* _Complete the following_
- 1) Repeat the part of the passage on golf gadgets between "We came upon" and "Death by Goldworthy.", inclusive, word for word.
- 2) Edit the records between the line holding "- x-tick-label: 35: [1143, 751, 1179, 775]" and the line holding "- bar: [1216, 645, 1220, 735]", inclusive, so that "bar" becomes "column" and nothing else changes. Return only those lines.

* _Passage shown_
We came upon a man named Leo M. Kelly Jr., of the Old Chicago Golf Shop. Kelly showed us that people have been trying to cure lookuppedness for centuries. In 1940 they used the GOLF TRAINING RACK, a football helmet attached to a metal pipe. You simply stuck your head in the helmet, strapped yourself in, snookered down into your stance and swung. You were guaranteed to keep your head down. Keeping your spine attached to your neck was the problem.
In 1925 a man named William Goldworthy rigged up a sharp hook to the golfer's hat. If the golfer lifted his head, the hook would snatch off his cap. Or, possibly, half his forehead. This became known as Death by Goldworthy.
In the 1970s there were the GOLF GLASSES, a pair of glasses that were opaque except for a half-inch vertical strip across the center. The idea was that if you moved your head, you lost sight of the ball. We tried it. Didn't work.
We found some spectacles at Golf House, the USGA's headquarters in Far Hills, N.J., that have a little tube attached to each lens. If you move your head, you lose sight of the ball. Also great for diamond cutting.
These days, the hopeless up-looker can try the CROTCH HOOK, available in fine stores everywhere, in which you attach a Velcro strap to your head and a metal hook to your crotch, and then swing. This is amazingly efficient in keeping the head down. Unfortunately, it also results in numerous lost golf balls because you cannot look up to see where your ball went until someone comes along and frees you.
We settled on the HEAD FREEZER, a wire doohickey that attaches to your cap or visor and has two parallel wires that run horizontally in front of your eyes. On each wire is an orange bead. When you look at your golf ball, the two orange beads become four, just as one pencil held in front of your nose becomes two. Now the four beads give you a perfect rectangle in which to keep the ball framed as you swing. This gadget taught us to keep our head rock steady through the swing, and we hit more good shots with it than bad. We give it a birdie. Unfortunately, it looks like night braces, those things kids wear to bed to straighten their teeth.

Records from a collection:
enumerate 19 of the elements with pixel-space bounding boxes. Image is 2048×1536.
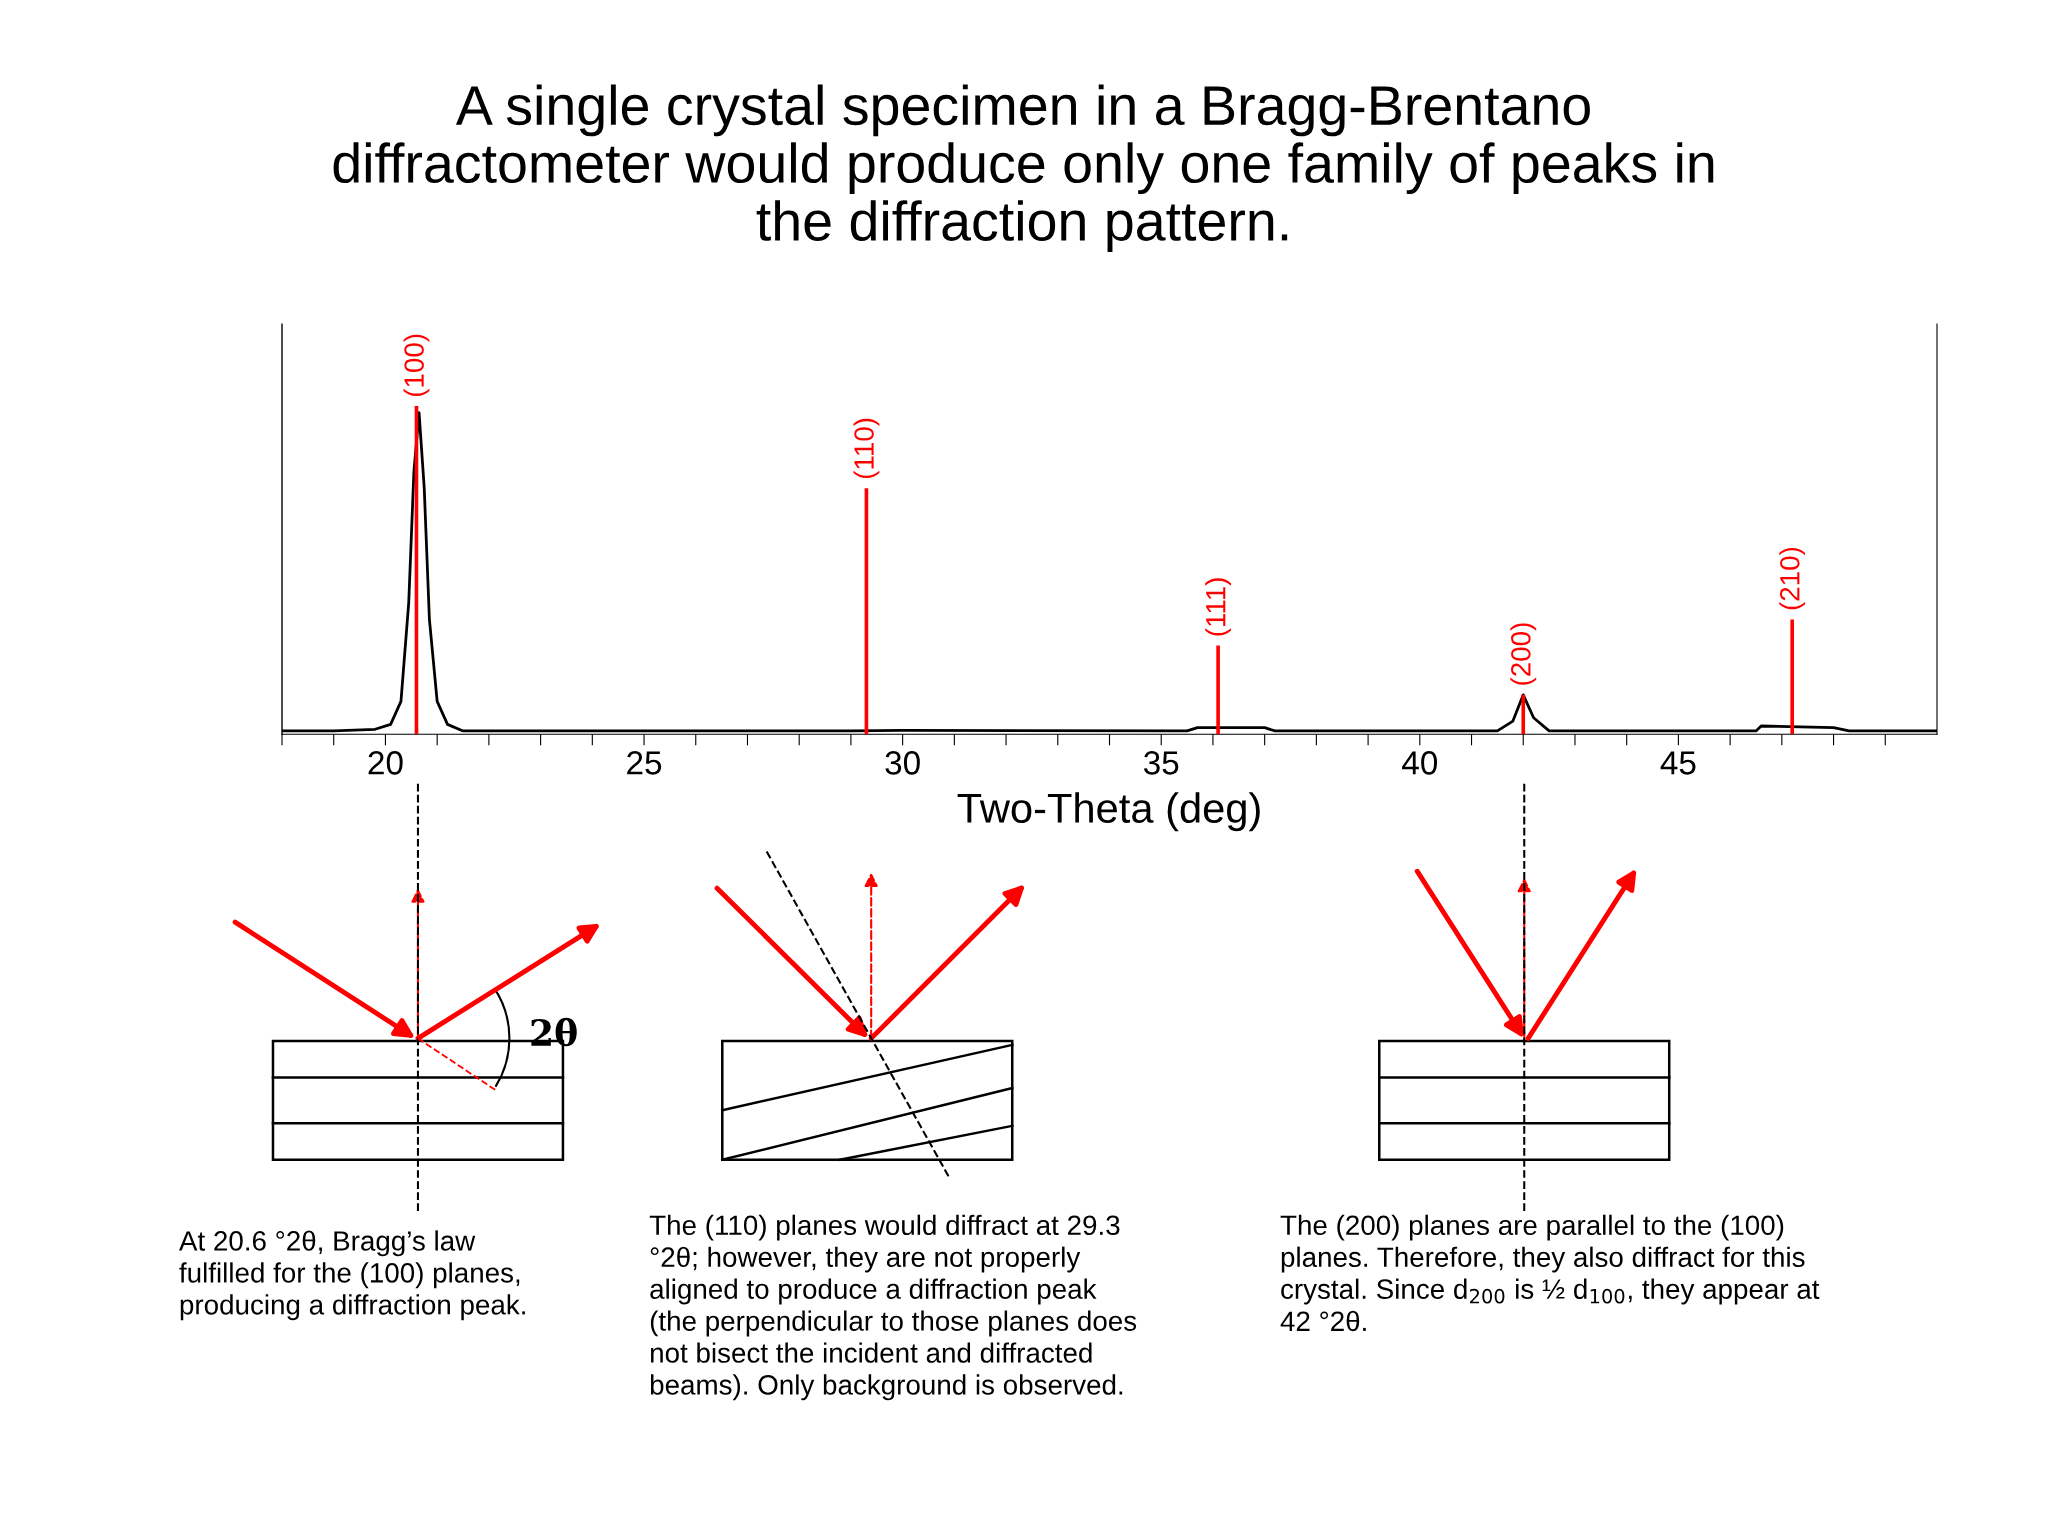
- x-tick-label: 35: [1143, 751, 1179, 775]
- bar: [1521, 694, 1526, 735]
- annotation: (200): [1510, 623, 1537, 685]
- bar: [1790, 619, 1794, 735]
- x-tick-label: 40: [1402, 751, 1438, 775]
- annotation: (210): [1779, 547, 1806, 610]
- x-tick-label: 25: [627, 751, 662, 775]
- annotation: (111): [1205, 578, 1232, 636]
- text: The (200) planes are parallel to the (100) planes. Therefore, they also diffract for this crystal. Since d$_{200}$ is ½ d$_{100}$, they appear at 42 °2θ.: [1280, 1214, 1820, 1332]
- bar: [1216, 645, 1220, 735]
- x-tick-label: 45: [1660, 751, 1696, 775]
- chart-title: A single crystal specimen in a Bragg-Brentano diffractometer would produce only one family of peaks in the diffraction pattern.: [333, 84, 1714, 252]
- annotation: (100): [403, 334, 430, 397]
- text: At 20.6 °2θ, Bragg’s law fulfilled for the (100) planes, producing a diffraction peak.: [179, 1230, 525, 1321]
- text: The (110) planes would diffract at 29.3 °2θ; however, they are not properly aligned to produce a diffraction peak (the perpendicular to those planes does not bisect the incident and diffracted beams). Only background is observed.: [649, 1214, 1137, 1401]
- x-tick-label: 30: [885, 751, 920, 775]
- annotation: (110): [853, 418, 880, 479]
- x-tick-label: 20: [368, 751, 403, 775]
- x-axis-title: Two-Theta (deg): [957, 792, 1260, 832]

* _Answer set_
- 1)
We came upon a man named Leo M. Kelly Jr., of the Old Chicago Golf Shop. Kelly showed us that people have been trying to cure lookuppedness for centuries. In 1940 they used the GOLF TRAINING RACK, a football helmet attached to a metal pipe. You simply stuck your head in the helmet, strapped yourself in, snookered down into your stance and swung. You were guaranteed to keep your head down. Keeping your spine attached to your neck was the problem.
In 1925 a man named William Goldworthy rigged up a sharp hook to the golfer's hat. If the golfer lifted his head, the hook would snatch off his cap. Or, possibly, half his forehead. This became known as Death by Goldworthy.

- 2)
- x-tick-label: 35: [1143, 751, 1179, 775]
- column: [1521, 694, 1526, 735]
- annotation: (200): [1510, 623, 1537, 685]
- column: [1790, 619, 1794, 735]
- x-tick-label: 40: [1402, 751, 1438, 775]
- annotation: (210): [1779, 547, 1806, 610]
- x-tick-label: 25: [627, 751, 662, 775]
- annotation: (111): [1205, 578, 1232, 636]
- text: The (200) planes are parallel to the (100) planes. Therefore, they also diffract for this crystal. Since d$_{200}$ is ½ d$_{100}$, they appear at 42 °2θ.: [1280, 1214, 1820, 1332]
- column: [1216, 645, 1220, 735]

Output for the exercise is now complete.